Records from a data collection
** Start **
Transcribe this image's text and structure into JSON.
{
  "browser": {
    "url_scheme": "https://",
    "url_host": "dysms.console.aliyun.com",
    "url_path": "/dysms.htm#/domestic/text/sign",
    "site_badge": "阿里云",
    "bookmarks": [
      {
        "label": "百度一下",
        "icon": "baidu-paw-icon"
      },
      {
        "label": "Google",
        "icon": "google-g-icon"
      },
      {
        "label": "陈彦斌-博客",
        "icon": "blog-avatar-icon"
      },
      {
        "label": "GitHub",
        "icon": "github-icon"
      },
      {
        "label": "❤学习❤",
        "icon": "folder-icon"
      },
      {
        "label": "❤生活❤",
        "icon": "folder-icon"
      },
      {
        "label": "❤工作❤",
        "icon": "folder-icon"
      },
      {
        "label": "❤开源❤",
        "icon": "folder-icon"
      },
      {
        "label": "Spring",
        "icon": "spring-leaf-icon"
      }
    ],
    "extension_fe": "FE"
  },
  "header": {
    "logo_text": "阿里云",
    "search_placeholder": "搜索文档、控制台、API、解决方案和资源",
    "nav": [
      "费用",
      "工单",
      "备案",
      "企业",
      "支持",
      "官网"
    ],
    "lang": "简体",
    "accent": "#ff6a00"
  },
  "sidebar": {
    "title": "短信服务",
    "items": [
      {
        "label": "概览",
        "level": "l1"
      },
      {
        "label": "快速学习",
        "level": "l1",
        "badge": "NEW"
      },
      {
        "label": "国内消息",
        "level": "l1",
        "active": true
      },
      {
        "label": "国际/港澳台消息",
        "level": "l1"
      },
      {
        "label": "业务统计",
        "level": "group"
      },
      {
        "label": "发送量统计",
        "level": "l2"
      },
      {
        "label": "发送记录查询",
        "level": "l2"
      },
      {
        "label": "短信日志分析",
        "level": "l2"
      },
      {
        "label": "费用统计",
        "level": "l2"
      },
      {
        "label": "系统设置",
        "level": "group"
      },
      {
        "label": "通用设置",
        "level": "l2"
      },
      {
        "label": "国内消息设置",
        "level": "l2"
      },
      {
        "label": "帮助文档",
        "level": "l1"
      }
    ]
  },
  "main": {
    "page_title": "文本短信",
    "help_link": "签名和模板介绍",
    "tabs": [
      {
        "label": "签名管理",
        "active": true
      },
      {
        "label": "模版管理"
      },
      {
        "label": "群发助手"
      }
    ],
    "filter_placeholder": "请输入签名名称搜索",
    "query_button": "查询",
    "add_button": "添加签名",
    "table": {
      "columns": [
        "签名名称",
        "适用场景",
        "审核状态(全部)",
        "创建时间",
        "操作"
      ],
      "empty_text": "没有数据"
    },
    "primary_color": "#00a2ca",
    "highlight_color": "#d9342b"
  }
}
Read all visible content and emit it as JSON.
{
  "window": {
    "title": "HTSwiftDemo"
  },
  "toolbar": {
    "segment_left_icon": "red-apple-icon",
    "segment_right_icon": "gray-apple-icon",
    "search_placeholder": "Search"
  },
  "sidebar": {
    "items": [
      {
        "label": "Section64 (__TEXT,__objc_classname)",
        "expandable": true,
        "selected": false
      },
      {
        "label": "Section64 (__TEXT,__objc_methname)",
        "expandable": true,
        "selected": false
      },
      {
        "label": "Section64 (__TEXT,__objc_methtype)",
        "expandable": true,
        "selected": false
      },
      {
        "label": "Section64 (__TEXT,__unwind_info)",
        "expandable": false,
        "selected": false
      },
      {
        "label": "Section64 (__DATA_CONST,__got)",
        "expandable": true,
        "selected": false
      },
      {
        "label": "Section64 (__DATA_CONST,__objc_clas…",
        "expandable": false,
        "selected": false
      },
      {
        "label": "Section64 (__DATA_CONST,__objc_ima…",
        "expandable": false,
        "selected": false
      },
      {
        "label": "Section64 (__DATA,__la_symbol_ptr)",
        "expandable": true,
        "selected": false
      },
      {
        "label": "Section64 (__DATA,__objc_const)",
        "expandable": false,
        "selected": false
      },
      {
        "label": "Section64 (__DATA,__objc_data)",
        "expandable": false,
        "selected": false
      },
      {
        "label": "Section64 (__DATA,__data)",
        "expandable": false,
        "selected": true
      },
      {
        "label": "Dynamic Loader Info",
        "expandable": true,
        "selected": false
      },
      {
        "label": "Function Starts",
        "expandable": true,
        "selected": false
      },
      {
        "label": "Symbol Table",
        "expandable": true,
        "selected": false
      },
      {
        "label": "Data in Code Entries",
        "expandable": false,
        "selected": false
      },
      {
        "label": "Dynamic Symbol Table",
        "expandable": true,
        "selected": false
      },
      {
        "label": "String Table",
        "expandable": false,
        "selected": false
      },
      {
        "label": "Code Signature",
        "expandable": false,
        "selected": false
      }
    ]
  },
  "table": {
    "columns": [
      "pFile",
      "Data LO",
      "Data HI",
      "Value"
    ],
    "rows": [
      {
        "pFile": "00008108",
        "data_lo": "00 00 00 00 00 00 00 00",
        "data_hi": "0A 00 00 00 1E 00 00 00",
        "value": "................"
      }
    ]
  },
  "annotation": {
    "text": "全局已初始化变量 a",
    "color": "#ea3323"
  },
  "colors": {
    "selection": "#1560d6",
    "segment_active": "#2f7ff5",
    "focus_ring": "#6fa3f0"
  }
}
** End **
• _AIM OF THE EXERCISE_:
Retype every record above exactly as it appears.

• _COMPLETED TASK_:
Transcribe this image's text and structure into JSON.
{
  "browser": {
    "url_scheme": "https://",
    "url_host": "dysms.console.aliyun.com",
    "url_path": "/dysms.htm#/domestic/text/sign",
    "site_badge": "阿里云",
    "bookmarks": [
      {
        "label": "百度一下",
        "icon": "baidu-paw-icon"
      },
      {
        "label": "Google",
        "icon": "google-g-icon"
      },
      {
        "label": "陈彦斌-博客",
        "icon": "blog-avatar-icon"
      },
      {
        "label": "GitHub",
        "icon": "github-icon"
      },
      {
        "label": "❤学习❤",
        "icon": "folder-icon"
      },
      {
        "label": "❤生活❤",
        "icon": "folder-icon"
      },
      {
        "label": "❤工作❤",
        "icon": "folder-icon"
      },
      {
        "label": "❤开源❤",
        "icon": "folder-icon"
      },
      {
        "label": "Spring",
        "icon": "spring-leaf-icon"
      }
    ],
    "extension_fe": "FE"
  },
  "header": {
    "logo_text": "阿里云",
    "search_placeholder": "搜索文档、控制台、API、解决方案和资源",
    "nav": [
      "费用",
      "工单",
      "备案",
      "企业",
      "支持",
      "官网"
    ],
    "lang": "简体",
    "accent": "#ff6a00"
  },
  "sidebar": {
    "title": "短信服务",
    "items": [
      {
        "label": "概览",
        "level": "l1"
      },
      {
        "label": "快速学习",
        "level": "l1",
        "badge": "NEW"
      },
      {
        "label": "国内消息",
        "level": "l1",
        "active": true
      },
      {
        "label": "国际/港澳台消息",
        "level": "l1"
      },
      {
        "label": "业务统计",
        "level": "group"
      },
      {
        "label": "发送量统计",
        "level": "l2"
      },
      {
        "label": "发送记录查询",
        "level": "l2"
      },
      {
        "label": "短信日志分析",
        "level": "l2"
      },
      {
        "label": "费用统计",
        "level": "l2"
      },
      {
        "label": "系统设置",
        "level": "group"
      },
      {
        "label": "通用设置",
        "level": "l2"
      },
      {
        "label": "国内消息设置",
        "level": "l2"
      },
      {
        "label": "帮助文档",
        "level": "l1"
      }
    ]
  },
  "main": {
    "page_title": "文本短信",
    "help_link": "签名和模板介绍",
    "tabs": [
      {
        "label": "签名管理",
        "active": true
      },
      {
        "label": "模版管理"
      },
      {
        "label": "群发助手"
      }
    ],
    "filter_placeholder": "请输入签名名称搜索",
    "query_button": "查询",
    "add_button": "添加签名",
    "table": {
      "columns": [
        "签名名称",
        "适用场景",
        "审核状态(全部)",
        "创建时间",
        "操作"
      ],
      "empty_text": "没有数据"
    },
    "primary_color": "#00a2ca",
    "highlight_color": "#d9342b"
  }
}
Read all visible content and emit it as JSON.
{
  "window": {
    "title": "HTSwiftDemo"
  },
  "toolbar": {
    "segment_left_icon": "red-apple-icon",
    "segment_right_icon": "gray-apple-icon",
    "search_placeholder": "Search"
  },
  "sidebar": {
    "items": [
      {
        "label": "Section64 (__TEXT,__objc_classname)",
        "expandable": true,
        "selected": false
      },
      {
        "label": "Section64 (__TEXT,__objc_methname)",
        "expandable": true,
        "selected": false
      },
      {
        "label": "Section64 (__TEXT,__objc_methtype)",
        "expandable": true,
        "selected": false
      },
      {
        "label": "Section64 (__TEXT,__unwind_info)",
        "expandable": false,
        "selected": false
      },
      {
        "label": "Section64 (__DATA_CONST,__got)",
        "expandable": true,
        "selected": false
      },
      {
        "label": "Section64 (__DATA_CONST,__objc_clas…",
        "expandable": false,
        "selected": false
      },
      {
        "label": "Section64 (__DATA_CONST,__objc_ima…",
        "expandable": false,
        "selected": false
      },
      {
        "label": "Section64 (__DATA,__la_symbol_ptr)",
        "expandable": true,
        "selected": false
      },
      {
        "label": "Section64 (__DATA,__objc_const)",
        "expandable": false,
        "selected": false
      },
      {
        "label": "Section64 (__DATA,__objc_data)",
        "expandable": false,
        "selected": false
      },
      {
        "label": "Section64 (__DATA,__data)",
        "expandable": false,
        "selected": true
      },
      {
        "label": "Dynamic Loader Info",
        "expandable": true,
        "selected": false
      },
      {
        "label": "Function Starts",
        "expandable": true,
        "selected": false
      },
      {
        "label": "Symbol Table",
        "expandable": true,
        "selected": false
      },
      {
        "label": "Data in Code Entries",
        "expandable": false,
        "selected": false
      },
      {
        "label": "Dynamic Symbol Table",
        "expandable": true,
        "selected": false
      },
      {
        "label": "String Table",
        "expandable": false,
        "selected": false
      },
      {
        "label": "Code Signature",
        "expandable": false,
        "selected": false
      }
    ]
  },
  "table": {
    "columns": [
      "pFile",
      "Data LO",
      "Data HI",
      "Value"
    ],
    "rows": [
      {
        "pFile": "00008108",
        "data_lo": "00 00 00 00 00 00 00 00",
        "data_hi": "0A 00 00 00 1E 00 00 00",
        "value": "................"
      }
    ]
  },
  "annotation": {
    "text": "全局已初始化变量 a",
    "color": "#ea3323"
  },
  "colors": {
    "selection": "#1560d6",
    "segment_active": "#2f7ff5",
    "focus_ring": "#6fa3f0"
  }
}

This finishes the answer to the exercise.